YOUR OBJECTIVE – Take the line that contains "Convert this document image to plain text." and all lines after it, up to and including the last line of the data, and write them out exactly; nothing else belongs in the answer.

ITEMS –
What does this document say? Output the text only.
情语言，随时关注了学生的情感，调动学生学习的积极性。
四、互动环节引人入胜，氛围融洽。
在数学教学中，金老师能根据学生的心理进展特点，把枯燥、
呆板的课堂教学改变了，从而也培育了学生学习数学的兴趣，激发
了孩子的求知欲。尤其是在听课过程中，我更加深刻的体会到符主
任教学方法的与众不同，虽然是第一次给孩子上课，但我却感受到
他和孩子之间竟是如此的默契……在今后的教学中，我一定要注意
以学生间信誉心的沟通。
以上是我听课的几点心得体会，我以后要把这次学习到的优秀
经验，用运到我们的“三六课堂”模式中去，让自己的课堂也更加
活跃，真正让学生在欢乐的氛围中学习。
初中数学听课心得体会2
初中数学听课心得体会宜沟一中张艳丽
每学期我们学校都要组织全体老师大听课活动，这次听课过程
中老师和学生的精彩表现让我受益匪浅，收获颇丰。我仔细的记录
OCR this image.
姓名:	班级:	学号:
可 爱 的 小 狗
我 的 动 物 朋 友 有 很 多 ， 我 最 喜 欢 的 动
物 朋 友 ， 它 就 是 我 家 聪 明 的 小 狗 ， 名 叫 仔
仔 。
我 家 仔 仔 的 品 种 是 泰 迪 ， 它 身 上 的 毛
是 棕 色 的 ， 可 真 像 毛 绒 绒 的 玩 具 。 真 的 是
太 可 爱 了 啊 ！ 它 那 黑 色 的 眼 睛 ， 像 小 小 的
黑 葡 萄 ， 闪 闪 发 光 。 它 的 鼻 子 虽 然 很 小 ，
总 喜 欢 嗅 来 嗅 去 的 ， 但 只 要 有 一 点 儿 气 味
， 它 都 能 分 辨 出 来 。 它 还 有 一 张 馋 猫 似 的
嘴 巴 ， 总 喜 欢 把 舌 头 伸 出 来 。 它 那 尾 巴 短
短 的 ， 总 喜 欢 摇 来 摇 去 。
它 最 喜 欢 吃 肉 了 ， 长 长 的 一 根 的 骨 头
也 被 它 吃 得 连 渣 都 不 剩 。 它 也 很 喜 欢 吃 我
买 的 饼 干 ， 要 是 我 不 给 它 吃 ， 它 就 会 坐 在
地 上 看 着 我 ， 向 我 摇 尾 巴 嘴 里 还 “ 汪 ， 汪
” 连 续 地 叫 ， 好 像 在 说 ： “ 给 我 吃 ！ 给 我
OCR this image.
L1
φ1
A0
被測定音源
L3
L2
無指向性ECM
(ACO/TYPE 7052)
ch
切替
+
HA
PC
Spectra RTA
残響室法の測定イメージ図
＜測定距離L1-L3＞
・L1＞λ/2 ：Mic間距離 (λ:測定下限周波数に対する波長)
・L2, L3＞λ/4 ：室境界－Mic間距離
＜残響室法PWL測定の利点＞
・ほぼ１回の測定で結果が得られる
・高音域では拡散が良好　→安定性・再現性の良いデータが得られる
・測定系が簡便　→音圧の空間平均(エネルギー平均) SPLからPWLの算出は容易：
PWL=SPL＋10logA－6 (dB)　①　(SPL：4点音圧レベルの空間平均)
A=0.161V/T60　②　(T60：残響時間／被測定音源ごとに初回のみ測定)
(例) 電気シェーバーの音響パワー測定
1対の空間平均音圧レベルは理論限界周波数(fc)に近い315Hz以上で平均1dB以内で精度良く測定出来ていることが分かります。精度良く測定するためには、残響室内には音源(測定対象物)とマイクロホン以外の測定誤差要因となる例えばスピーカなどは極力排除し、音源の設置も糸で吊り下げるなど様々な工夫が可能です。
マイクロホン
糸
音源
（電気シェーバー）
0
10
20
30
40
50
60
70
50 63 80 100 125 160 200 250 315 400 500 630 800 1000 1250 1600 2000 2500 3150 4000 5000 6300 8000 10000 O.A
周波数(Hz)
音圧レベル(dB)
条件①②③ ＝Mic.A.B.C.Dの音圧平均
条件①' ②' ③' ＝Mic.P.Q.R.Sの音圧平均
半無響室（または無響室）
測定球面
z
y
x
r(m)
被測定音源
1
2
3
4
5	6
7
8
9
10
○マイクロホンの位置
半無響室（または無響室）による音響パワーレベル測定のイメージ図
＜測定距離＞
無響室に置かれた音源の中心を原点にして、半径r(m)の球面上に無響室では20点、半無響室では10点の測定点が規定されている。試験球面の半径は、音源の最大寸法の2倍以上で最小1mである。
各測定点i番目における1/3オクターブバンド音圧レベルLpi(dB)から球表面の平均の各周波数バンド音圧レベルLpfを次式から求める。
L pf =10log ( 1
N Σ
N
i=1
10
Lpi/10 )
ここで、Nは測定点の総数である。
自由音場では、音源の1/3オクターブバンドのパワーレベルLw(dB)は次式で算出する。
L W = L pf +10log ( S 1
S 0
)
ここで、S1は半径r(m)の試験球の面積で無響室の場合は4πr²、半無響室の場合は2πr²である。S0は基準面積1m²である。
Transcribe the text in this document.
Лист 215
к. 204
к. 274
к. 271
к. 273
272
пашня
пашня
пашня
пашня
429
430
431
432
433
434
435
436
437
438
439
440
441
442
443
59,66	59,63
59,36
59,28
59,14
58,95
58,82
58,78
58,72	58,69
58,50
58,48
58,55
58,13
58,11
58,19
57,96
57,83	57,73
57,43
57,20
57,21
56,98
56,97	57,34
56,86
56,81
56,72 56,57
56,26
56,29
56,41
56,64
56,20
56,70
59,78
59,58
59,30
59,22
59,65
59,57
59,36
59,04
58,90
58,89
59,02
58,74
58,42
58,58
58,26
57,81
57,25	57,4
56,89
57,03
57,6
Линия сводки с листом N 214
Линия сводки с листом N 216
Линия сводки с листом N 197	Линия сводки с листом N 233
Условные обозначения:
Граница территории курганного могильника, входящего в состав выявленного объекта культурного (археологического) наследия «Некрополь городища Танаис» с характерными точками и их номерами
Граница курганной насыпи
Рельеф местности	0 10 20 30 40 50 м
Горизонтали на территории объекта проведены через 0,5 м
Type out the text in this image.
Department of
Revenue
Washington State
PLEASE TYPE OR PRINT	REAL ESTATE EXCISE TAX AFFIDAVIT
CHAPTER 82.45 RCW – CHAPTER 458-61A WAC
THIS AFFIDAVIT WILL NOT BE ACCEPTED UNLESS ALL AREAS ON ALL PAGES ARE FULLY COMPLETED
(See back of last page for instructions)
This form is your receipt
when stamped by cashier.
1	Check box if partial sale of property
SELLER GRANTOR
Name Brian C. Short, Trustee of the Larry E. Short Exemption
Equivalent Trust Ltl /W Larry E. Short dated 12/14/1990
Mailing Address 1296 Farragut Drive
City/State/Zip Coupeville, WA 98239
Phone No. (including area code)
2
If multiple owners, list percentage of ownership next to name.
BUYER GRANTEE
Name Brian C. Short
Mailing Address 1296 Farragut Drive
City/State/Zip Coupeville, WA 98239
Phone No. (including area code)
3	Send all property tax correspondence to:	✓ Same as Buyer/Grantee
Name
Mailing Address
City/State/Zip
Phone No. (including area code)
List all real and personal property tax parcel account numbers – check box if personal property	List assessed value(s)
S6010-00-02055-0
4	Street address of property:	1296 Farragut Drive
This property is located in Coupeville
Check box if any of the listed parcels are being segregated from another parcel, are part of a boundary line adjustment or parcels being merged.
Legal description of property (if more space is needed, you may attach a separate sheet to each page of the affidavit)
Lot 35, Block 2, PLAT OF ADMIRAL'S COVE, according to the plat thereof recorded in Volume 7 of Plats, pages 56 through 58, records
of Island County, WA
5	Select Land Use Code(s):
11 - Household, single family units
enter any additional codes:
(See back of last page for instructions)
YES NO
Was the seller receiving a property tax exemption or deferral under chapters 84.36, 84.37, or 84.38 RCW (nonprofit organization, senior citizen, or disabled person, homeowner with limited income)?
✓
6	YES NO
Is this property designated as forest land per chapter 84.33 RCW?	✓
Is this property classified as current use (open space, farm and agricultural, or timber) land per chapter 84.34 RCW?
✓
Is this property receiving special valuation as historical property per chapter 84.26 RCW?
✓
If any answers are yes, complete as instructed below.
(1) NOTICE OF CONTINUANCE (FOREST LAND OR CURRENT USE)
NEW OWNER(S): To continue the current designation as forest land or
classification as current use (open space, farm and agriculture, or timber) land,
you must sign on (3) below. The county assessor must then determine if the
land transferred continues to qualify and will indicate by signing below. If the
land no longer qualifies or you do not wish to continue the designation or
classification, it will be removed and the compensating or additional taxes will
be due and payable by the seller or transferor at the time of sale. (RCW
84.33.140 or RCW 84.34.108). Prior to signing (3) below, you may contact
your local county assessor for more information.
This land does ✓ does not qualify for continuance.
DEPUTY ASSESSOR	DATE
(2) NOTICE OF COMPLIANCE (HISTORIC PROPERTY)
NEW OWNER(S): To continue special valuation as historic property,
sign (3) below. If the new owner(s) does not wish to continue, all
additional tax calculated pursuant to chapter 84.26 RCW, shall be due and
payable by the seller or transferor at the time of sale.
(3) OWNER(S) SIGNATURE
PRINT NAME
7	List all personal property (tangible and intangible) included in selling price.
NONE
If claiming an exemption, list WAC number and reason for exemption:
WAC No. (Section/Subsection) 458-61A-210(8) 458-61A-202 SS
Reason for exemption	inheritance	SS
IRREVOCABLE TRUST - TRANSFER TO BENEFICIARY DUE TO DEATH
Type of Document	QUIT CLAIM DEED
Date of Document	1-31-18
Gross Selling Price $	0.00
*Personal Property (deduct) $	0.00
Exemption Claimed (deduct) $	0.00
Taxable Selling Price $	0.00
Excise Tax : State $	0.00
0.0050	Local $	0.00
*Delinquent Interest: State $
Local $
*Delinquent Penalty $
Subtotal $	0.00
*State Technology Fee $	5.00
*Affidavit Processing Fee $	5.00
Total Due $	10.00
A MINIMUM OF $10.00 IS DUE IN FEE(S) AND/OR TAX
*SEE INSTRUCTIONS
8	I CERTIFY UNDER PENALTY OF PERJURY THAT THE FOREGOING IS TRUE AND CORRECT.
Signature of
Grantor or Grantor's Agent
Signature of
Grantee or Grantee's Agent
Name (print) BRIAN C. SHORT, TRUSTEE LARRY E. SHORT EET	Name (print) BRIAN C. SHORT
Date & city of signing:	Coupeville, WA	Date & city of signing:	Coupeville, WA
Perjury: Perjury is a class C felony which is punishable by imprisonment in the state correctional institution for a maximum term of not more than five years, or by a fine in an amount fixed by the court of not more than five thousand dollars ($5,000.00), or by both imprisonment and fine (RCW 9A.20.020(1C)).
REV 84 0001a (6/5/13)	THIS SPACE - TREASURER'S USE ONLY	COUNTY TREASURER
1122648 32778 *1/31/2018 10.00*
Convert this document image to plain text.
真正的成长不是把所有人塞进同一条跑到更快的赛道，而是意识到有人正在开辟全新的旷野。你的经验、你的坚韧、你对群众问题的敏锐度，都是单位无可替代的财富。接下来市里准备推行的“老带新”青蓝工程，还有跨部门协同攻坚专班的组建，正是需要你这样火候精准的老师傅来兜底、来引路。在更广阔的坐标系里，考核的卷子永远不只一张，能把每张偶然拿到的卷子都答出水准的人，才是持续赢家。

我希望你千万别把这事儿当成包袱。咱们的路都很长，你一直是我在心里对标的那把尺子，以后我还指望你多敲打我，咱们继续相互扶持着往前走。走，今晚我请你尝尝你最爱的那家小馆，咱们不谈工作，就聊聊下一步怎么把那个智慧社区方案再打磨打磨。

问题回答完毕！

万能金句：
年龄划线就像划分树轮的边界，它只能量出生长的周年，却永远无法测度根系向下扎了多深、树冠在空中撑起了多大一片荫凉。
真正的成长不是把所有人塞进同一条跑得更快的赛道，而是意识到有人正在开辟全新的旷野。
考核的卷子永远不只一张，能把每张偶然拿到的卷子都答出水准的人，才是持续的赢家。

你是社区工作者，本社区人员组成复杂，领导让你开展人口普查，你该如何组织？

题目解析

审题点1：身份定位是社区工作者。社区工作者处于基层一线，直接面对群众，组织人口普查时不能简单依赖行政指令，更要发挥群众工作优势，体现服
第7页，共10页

REPLY –
Convert this document image to plain text.
真正的成长不是把所有人塞进同一条跑到更快的赛道，而是意识到有人正在开辟全新的旷野。你的经验、你的坚韧、你对群众问题的敏锐度，都是单位无可替代的财富。接下来市里准备推行的“老带新”青蓝工程，还有跨部门协同攻坚专班的组建，正是需要你这样火候精准的老师傅来兜底、来引路。在更广阔的坐标系里，考核的卷子永远不只一张，能把每张偶然拿到的卷子都答出水准的人，才是持续赢家。

我希望你千万别把这事儿当成包袱。咱们的路都很长，你一直是我在心里对标的那把尺子，以后我还指望你多敲打我，咱们继续相互扶持着往前走。走，今晚我请你尝尝你最爱的那家小馆，咱们不谈工作，就聊聊下一步怎么把那个智慧社区方案再打磨打磨。

问题回答完毕！

万能金句：
年龄划线就像划分树轮的边界，它只能量出生长的周年，却永远无法测度根系向下扎了多深、树冠在空中撑起了多大一片荫凉。
真正的成长不是把所有人塞进同一条跑得更快的赛道，而是意识到有人正在开辟全新的旷野。
考核的卷子永远不只一张，能把每张偶然拿到的卷子都答出水准的人，才是持续的赢家。

你是社区工作者，本社区人员组成复杂，领导让你开展人口普查，你该如何组织？

题目解析

审题点1：身份定位是社区工作者。社区工作者处于基层一线，直接面对群众，组织人口普查时不能简单依赖行政指令，更要发挥群众工作优势，体现服
第7页，共10页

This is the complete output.